[Extracts from a graphics dataset]
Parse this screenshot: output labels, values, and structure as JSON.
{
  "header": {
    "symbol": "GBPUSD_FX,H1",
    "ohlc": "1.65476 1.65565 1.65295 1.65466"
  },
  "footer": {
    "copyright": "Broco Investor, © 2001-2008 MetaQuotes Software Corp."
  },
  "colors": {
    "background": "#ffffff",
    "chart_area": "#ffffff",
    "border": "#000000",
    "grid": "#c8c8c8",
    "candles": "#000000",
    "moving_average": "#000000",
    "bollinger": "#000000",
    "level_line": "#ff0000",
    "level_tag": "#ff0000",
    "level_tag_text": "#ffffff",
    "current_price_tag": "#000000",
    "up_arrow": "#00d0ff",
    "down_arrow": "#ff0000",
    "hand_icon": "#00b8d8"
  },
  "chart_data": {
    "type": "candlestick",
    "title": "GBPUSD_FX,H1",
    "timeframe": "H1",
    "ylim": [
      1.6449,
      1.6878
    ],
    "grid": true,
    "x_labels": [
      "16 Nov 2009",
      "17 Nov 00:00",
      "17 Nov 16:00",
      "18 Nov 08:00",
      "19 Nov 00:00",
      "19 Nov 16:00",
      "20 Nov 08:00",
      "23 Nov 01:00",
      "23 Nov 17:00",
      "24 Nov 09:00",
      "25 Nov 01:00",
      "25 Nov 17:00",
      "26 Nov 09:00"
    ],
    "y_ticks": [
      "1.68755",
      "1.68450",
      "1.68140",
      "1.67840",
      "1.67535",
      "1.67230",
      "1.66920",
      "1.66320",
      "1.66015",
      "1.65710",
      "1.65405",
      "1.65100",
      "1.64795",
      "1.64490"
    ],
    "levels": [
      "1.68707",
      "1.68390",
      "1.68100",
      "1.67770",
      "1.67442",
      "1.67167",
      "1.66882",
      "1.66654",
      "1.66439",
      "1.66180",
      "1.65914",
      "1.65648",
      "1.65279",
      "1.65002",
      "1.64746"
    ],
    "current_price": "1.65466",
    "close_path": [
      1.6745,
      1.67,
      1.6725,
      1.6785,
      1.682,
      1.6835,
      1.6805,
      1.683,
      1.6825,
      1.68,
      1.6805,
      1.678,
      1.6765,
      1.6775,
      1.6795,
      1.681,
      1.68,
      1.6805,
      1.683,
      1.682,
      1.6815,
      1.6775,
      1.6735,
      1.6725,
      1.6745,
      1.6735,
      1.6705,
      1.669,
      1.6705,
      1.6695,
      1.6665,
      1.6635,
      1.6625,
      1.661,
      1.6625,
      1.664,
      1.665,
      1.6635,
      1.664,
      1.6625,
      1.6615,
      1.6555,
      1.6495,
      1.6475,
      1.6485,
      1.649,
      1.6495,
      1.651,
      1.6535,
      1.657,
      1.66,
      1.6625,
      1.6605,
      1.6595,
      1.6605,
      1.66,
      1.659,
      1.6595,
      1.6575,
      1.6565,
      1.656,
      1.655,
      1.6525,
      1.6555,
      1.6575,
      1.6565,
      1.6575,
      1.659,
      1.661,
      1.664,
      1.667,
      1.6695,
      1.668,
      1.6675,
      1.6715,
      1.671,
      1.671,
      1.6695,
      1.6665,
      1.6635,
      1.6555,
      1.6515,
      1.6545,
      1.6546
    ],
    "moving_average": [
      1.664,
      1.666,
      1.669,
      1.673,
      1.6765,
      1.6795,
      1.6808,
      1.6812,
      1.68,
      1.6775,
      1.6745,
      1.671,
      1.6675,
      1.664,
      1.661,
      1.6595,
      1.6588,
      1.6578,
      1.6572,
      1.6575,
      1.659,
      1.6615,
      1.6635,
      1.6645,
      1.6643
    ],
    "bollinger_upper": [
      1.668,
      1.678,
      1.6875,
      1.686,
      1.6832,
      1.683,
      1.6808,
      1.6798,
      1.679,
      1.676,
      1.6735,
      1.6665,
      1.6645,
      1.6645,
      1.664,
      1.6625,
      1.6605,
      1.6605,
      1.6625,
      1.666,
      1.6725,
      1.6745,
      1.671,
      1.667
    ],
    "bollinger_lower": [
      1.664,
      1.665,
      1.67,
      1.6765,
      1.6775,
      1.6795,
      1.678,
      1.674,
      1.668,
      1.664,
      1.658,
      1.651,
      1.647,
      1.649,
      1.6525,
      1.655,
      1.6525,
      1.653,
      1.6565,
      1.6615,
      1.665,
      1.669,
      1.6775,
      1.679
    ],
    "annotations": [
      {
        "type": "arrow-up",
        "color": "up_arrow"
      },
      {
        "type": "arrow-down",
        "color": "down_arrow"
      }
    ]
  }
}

EXERCISE TASK
Every line above should be printed again exactly as it stands.

PROBLEM SOLUTION
Parse this screenshot: output labels, values, and structure as JSON.
{
  "header": {
    "symbol": "GBPUSD_FX,H1",
    "ohlc": "1.65476 1.65565 1.65295 1.65466"
  },
  "footer": {
    "copyright": "Broco Investor, © 2001-2008 MetaQuotes Software Corp."
  },
  "colors": {
    "background": "#ffffff",
    "chart_area": "#ffffff",
    "border": "#000000",
    "grid": "#c8c8c8",
    "candles": "#000000",
    "moving_average": "#000000",
    "bollinger": "#000000",
    "level_line": "#ff0000",
    "level_tag": "#ff0000",
    "level_tag_text": "#ffffff",
    "current_price_tag": "#000000",
    "up_arrow": "#00d0ff",
    "down_arrow": "#ff0000",
    "hand_icon": "#00b8d8"
  },
  "chart_data": {
    "type": "candlestick",
    "title": "GBPUSD_FX,H1",
    "timeframe": "H1",
    "ylim": [
      1.6449,
      1.6878
    ],
    "grid": true,
    "x_labels": [
      "16 Nov 2009",
      "17 Nov 00:00",
      "17 Nov 16:00",
      "18 Nov 08:00",
      "19 Nov 00:00",
      "19 Nov 16:00",
      "20 Nov 08:00",
      "23 Nov 01:00",
      "23 Nov 17:00",
      "24 Nov 09:00",
      "25 Nov 01:00",
      "25 Nov 17:00",
      "26 Nov 09:00"
    ],
    "y_ticks": [
      "1.68755",
      "1.68450",
      "1.68140",
      "1.67840",
      "1.67535",
      "1.67230",
      "1.66920",
      "1.66320",
      "1.66015",
      "1.65710",
      "1.65405",
      "1.65100",
      "1.64795",
      "1.64490"
    ],
    "levels": [
      "1.68707",
      "1.68390",
      "1.68100",
      "1.67770",
      "1.67442",
      "1.67167",
      "1.66882",
      "1.66654",
      "1.66439",
      "1.66180",
      "1.65914",
      "1.65648",
      "1.65279",
      "1.65002",
      "1.64746"
    ],
    "current_price": "1.65466",
    "close_path": [
      1.6745,
      1.67,
      1.6725,
      1.6785,
      1.682,
      1.6835,
      1.6805,
      1.683,
      1.6825,
      1.68,
      1.6805,
      1.678,
      1.6765,
      1.6775,
      1.6795,
      1.681,
      1.68,
      1.6805,
      1.683,
      1.682,
      1.6815,
      1.6775,
      1.6735,
      1.6725,
      1.6745,
      1.6735,
      1.6705,
      1.669,
      1.6705,
      1.6695,
      1.6665,
      1.6635,
      1.6625,
      1.661,
      1.6625,
      1.664,
      1.665,
      1.6635,
      1.664,
      1.6625,
      1.6615,
      1.6555,
      1.6495,
      1.6475,
      1.6485,
      1.649,
      1.6495,
      1.651,
      1.6535,
      1.657,
      1.66,
      1.6625,
      1.6605,
      1.6595,
      1.6605,
      1.66,
      1.659,
      1.6595,
      1.6575,
      1.6565,
      1.656,
      1.655,
      1.6525,
      1.6555,
      1.6575,
      1.6565,
      1.6575,
      1.659,
      1.661,
      1.664,
      1.667,
      1.6695,
      1.668,
      1.6675,
      1.6715,
      1.671,
      1.671,
      1.6695,
      1.6665,
      1.6635,
      1.6555,
      1.6515,
      1.6545,
      1.6546
    ],
    "moving_average": [
      1.664,
      1.666,
      1.669,
      1.673,
      1.6765,
      1.6795,
      1.6808,
      1.6812,
      1.68,
      1.6775,
      1.6745,
      1.671,
      1.6675,
      1.664,
      1.661,
      1.6595,
      1.6588,
      1.6578,
      1.6572,
      1.6575,
      1.659,
      1.6615,
      1.6635,
      1.6645,
      1.6643
    ],
    "bollinger_upper": [
      1.668,
      1.678,
      1.6875,
      1.686,
      1.6832,
      1.683,
      1.6808,
      1.6798,
      1.679,
      1.676,
      1.6735,
      1.6665,
      1.6645,
      1.6645,
      1.664,
      1.6625,
      1.6605,
      1.6605,
      1.6625,
      1.666,
      1.6725,
      1.6745,
      1.671,
      1.667
    ],
    "bollinger_lower": [
      1.664,
      1.665,
      1.67,
      1.6765,
      1.6775,
      1.6795,
      1.678,
      1.674,
      1.668,
      1.664,
      1.658,
      1.651,
      1.647,
      1.649,
      1.6525,
      1.655,
      1.6525,
      1.653,
      1.6565,
      1.6615,
      1.665,
      1.669,
      1.6775,
      1.679
    ],
    "annotations": [
      {
        "type": "arrow-up",
        "color": "up_arrow"
      },
      {
        "type": "arrow-down",
        "color": "down_arrow"
      }
    ]
  }
}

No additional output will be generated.